(Records from a collection of figures)

** START **

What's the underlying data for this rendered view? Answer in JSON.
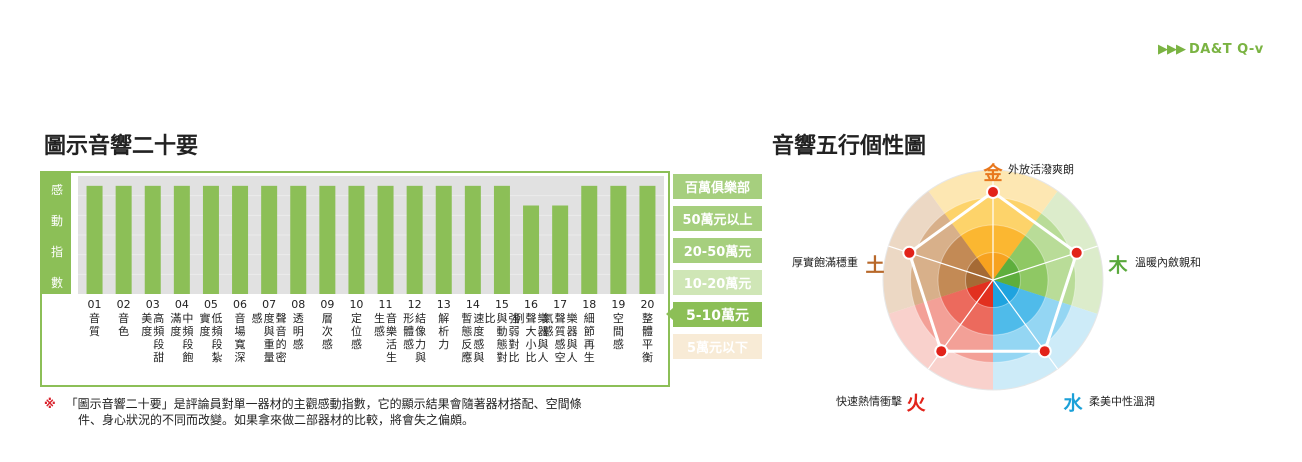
{
  "brand": {
    "arrows": "▶▶▶",
    "text": "DA&T Q-v"
  },
  "left_title": "圖示音響二十要",
  "right_title": "音響五行個性圖",
  "footnote": {
    "mark": "※",
    "line1": "「圖示音響二十要」是評論員對單一器材的主觀感動指數，它的顯示結果會隨著器材搭配、空間條",
    "line2": "件、身心狀況的不同而改變。如果拿來做二部器材的比較，將會失之偏頗。"
  },
  "chart_data": [
    {
      "type": "bar",
      "ylabel": "感動指數",
      "ylabel_chars": [
        "感",
        "動",
        "指",
        "數"
      ],
      "levels": [
        "百萬俱樂部",
        "50萬元以上",
        "20-50萬元",
        "10-20萬元",
        "5-10萬元",
        "5萬元以下"
      ],
      "level_colors": [
        "#a6cf7e",
        "#a6cf7e",
        "#a6cf7e",
        "#cfe6b6",
        "#8cbf57",
        "#f8ebd6"
      ],
      "selected_level": "5-10萬元",
      "categories": [
        {
          "num": "01",
          "name": "音質"
        },
        {
          "num": "02",
          "name": "音色"
        },
        {
          "num": "03",
          "name": "高頻段甜美度"
        },
        {
          "num": "04",
          "name": "中頻段飽滿度"
        },
        {
          "num": "05",
          "name": "低頻段紮實度"
        },
        {
          "num": "06",
          "name": "音場寬深"
        },
        {
          "num": "07",
          "name": "聲音的密度與重量感"
        },
        {
          "num": "08",
          "name": "透明感"
        },
        {
          "num": "09",
          "name": "層次感"
        },
        {
          "num": "10",
          "name": "定位感"
        },
        {
          "num": "11",
          "name": "音樂活生生感"
        },
        {
          "num": "12",
          "name": "結像力與形體感"
        },
        {
          "num": "13",
          "name": "解析力"
        },
        {
          "num": "14",
          "name": "速度感與暫態反應"
        },
        {
          "num": "15",
          "name": "強弱對比與動態對比"
        },
        {
          "num": "16",
          "name": "樂器與人聲大小比例"
        },
        {
          "num": "17",
          "name": "樂器與人聲質感空氣感"
        },
        {
          "num": "18",
          "name": "細節再生"
        },
        {
          "num": "19",
          "name": "空間感"
        },
        {
          "num": "20",
          "name": "整體平衡"
        }
      ],
      "values": [
        5.5,
        5.5,
        5.5,
        5.5,
        5.5,
        5.5,
        5.5,
        5.5,
        5.5,
        5.5,
        5.5,
        5.5,
        5.5,
        5.5,
        5.5,
        4.5,
        4.5,
        5.5,
        5.5,
        5.5
      ],
      "ylim": [
        0,
        6
      ],
      "bar_color": "#8cbf57"
    },
    {
      "type": "radar",
      "axes": [
        {
          "element": "金",
          "label": "外放活潑爽朗",
          "value": 0.8,
          "color": "#e8781e"
        },
        {
          "element": "木",
          "label": "溫暖內斂親和",
          "value": 0.8,
          "color": "#5aa93c"
        },
        {
          "element": "水",
          "label": "柔美中性溫潤",
          "value": 0.8,
          "color": "#1ba0d8"
        },
        {
          "element": "火",
          "label": "快速熱情衝擊",
          "value": 0.8,
          "color": "#e2231a"
        },
        {
          "element": "土",
          "label": "厚實飽滿穩重",
          "value": 0.8,
          "color": "#b8682a"
        }
      ],
      "rings": 4,
      "rmax": 1,
      "point_color": "#e2231a"
    }
  ]
}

** END **

Return the material exactly as given, apart from the pictures.

What's the underlying data for this rendered view? Answer in JSON.
{
  "brand": {
    "arrows": "▶▶▶",
    "text": "DA&T Q-v"
  },
  "left_title": "圖示音響二十要",
  "right_title": "音響五行個性圖",
  "footnote": {
    "mark": "※",
    "line1": "「圖示音響二十要」是評論員對單一器材的主觀感動指數，它的顯示結果會隨著器材搭配、空間條",
    "line2": "件、身心狀況的不同而改變。如果拿來做二部器材的比較，將會失之偏頗。"
  },
  "chart_data": [
    {
      "type": "bar",
      "ylabel": "感動指數",
      "ylabel_chars": [
        "感",
        "動",
        "指",
        "數"
      ],
      "levels": [
        "百萬俱樂部",
        "50萬元以上",
        "20-50萬元",
        "10-20萬元",
        "5-10萬元",
        "5萬元以下"
      ],
      "level_colors": [
        "#a6cf7e",
        "#a6cf7e",
        "#a6cf7e",
        "#cfe6b6",
        "#8cbf57",
        "#f8ebd6"
      ],
      "selected_level": "5-10萬元",
      "categories": [
        {
          "num": "01",
          "name": "音質"
        },
        {
          "num": "02",
          "name": "音色"
        },
        {
          "num": "03",
          "name": "高頻段甜美度"
        },
        {
          "num": "04",
          "name": "中頻段飽滿度"
        },
        {
          "num": "05",
          "name": "低頻段紮實度"
        },
        {
          "num": "06",
          "name": "音場寬深"
        },
        {
          "num": "07",
          "name": "聲音的密度與重量感"
        },
        {
          "num": "08",
          "name": "透明感"
        },
        {
          "num": "09",
          "name": "層次感"
        },
        {
          "num": "10",
          "name": "定位感"
        },
        {
          "num": "11",
          "name": "音樂活生生感"
        },
        {
          "num": "12",
          "name": "結像力與形體感"
        },
        {
          "num": "13",
          "name": "解析力"
        },
        {
          "num": "14",
          "name": "速度感與暫態反應"
        },
        {
          "num": "15",
          "name": "強弱對比與動態對比"
        },
        {
          "num": "16",
          "name": "樂器與人聲大小比例"
        },
        {
          "num": "17",
          "name": "樂器與人聲質感空氣感"
        },
        {
          "num": "18",
          "name": "細節再生"
        },
        {
          "num": "19",
          "name": "空間感"
        },
        {
          "num": "20",
          "name": "整體平衡"
        }
      ],
      "values": [
        5.5,
        5.5,
        5.5,
        5.5,
        5.5,
        5.5,
        5.5,
        5.5,
        5.5,
        5.5,
        5.5,
        5.5,
        5.5,
        5.5,
        5.5,
        4.5,
        4.5,
        5.5,
        5.5,
        5.5
      ],
      "ylim": [
        0,
        6
      ],
      "bar_color": "#8cbf57"
    },
    {
      "type": "radar",
      "axes": [
        {
          "element": "金",
          "label": "外放活潑爽朗",
          "value": 0.8,
          "color": "#e8781e"
        },
        {
          "element": "木",
          "label": "溫暖內斂親和",
          "value": 0.8,
          "color": "#5aa93c"
        },
        {
          "element": "水",
          "label": "柔美中性溫潤",
          "value": 0.8,
          "color": "#1ba0d8"
        },
        {
          "element": "火",
          "label": "快速熱情衝擊",
          "value": 0.8,
          "color": "#e2231a"
        },
        {
          "element": "土",
          "label": "厚實飽滿穩重",
          "value": 0.8,
          "color": "#b8682a"
        }
      ],
      "rings": 4,
      "rmax": 1,
      "point_color": "#e2231a"
    }
  ]
}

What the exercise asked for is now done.